DOCUMENT PASSAGE:
The 2005 Election

By Kenneth Pomeranz

On behalf of the Nominating Committee, I am pleased to report the results of the 2005 election for AHA offices. The committee is extremely grateful to all the candidates who agreed to stand for Association elective office and committee positions despite their having other obligations. The Association depends for its continued well being upon the willingness of its members to serve. Elected candidates are indicated with an asterisk.

Total number of ballots cast: 4,320

President (1-year term)

  • Linda K. Kerber, University of Iowa (U.S.: women’s, legal and intellectual, early republic), 3,776

President-elect (1-year term)

  • Eric Van Young, University of California at San Diego (colonial and 19th-century Mexico, Latin America), 1,700
  • *Barbara Weinstein, University of Maryland at College Park (modern Latin America, Brazil), 2,276

Vice President, Research Division (3-year term)

  • Lynn Hollen Lees, University of Pennsylvania (Britain, British Empire, European economic and social, world), 1,747
  • *Teofílo Ruiz, University of California at Los Angeles (medieval, early modern Spain), 2,149

Council (3-year terms)

Slot 1

  • *Alice Kessler-Harris, Columbia University (American labor and the comparative and interdisciplinary exploration of women and gender, the history of 20th-century social policy), 2,364
  • Earl Lewis, Emory University (U.S., African American, comparative, U.S. South), 1,593

Slot 2

  • Kate Merkel-Hess, University of California at Irvine (modern China), 1,469
  • *Elise S. Lipkowitz, Northwestern University (Europe, history of science, Atlantic world), 1,987

Division Representatives (3-year terms)

DATA ROWS:
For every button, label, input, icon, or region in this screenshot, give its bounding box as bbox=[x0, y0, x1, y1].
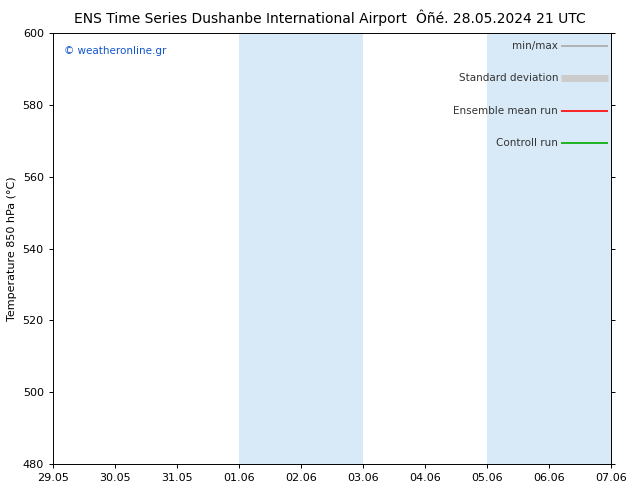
Text: Ôñé. 28.05.2024 21 UTC: Ôñé. 28.05.2024 21 UTC bbox=[416, 12, 586, 26]
Text: min/max: min/max bbox=[512, 41, 558, 51]
Text: Standard deviation: Standard deviation bbox=[458, 73, 558, 83]
Text: ENS Time Series Dushanbe International Airport: ENS Time Series Dushanbe International A… bbox=[74, 12, 408, 26]
Text: © weatheronline.gr: © weatheronline.gr bbox=[64, 46, 166, 56]
Bar bbox=[487, 33, 611, 464]
Text: Ensemble mean run: Ensemble mean run bbox=[453, 105, 558, 116]
Y-axis label: Temperature 850 hPa (°C): Temperature 850 hPa (°C) bbox=[7, 176, 17, 321]
Bar bbox=[239, 33, 363, 464]
Text: Controll run: Controll run bbox=[496, 138, 558, 148]
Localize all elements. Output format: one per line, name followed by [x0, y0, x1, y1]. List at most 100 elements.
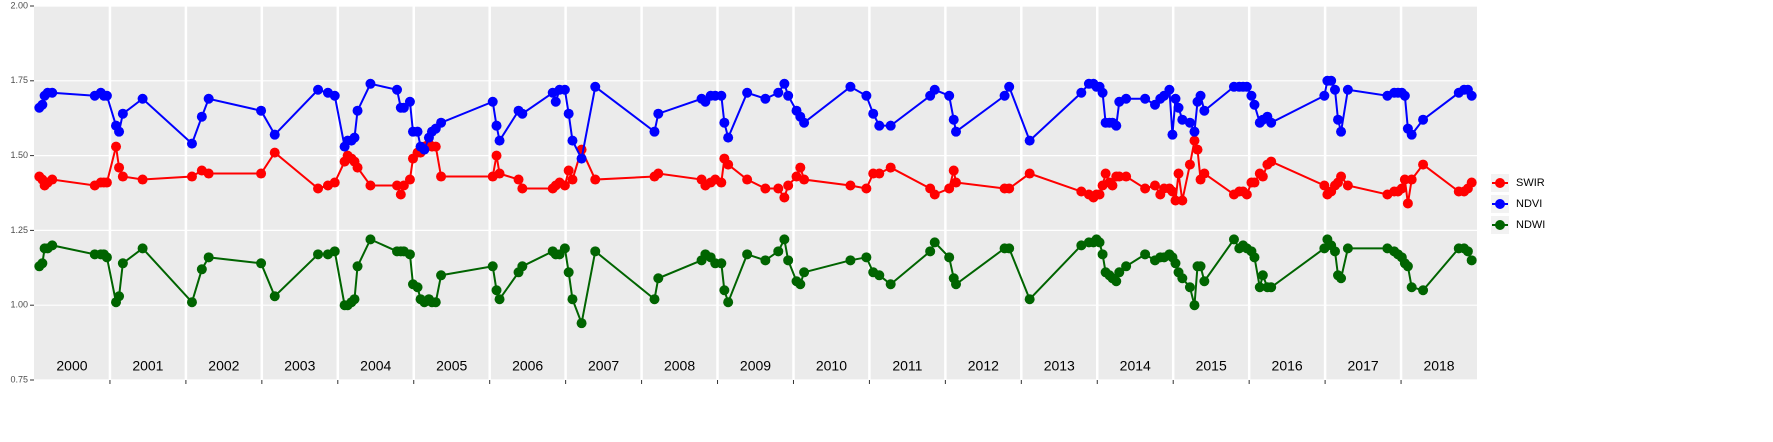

STATED PROBLEM: Do these statements agree with the 2005 election report? Answer each with yes or no and quote the deciding words. (a) A total of 4,320 ballots were cast. (b) The Vice President for the Research Division serves a one-year term. (c) Elise S. Lipkowitz was elected to Council Slot 2.

FINAL RESULT:
(a) Yes: "Total number of ballots cast: 4,320"
(b) No: "Vice President, Research Division (3-year term)"
(c) Yes: "*Elise S. Lipkowitz, Northwestern University (Europe, history of science, Atlantic world), 1,987" and "Elected candidates are indicated with an asterisk."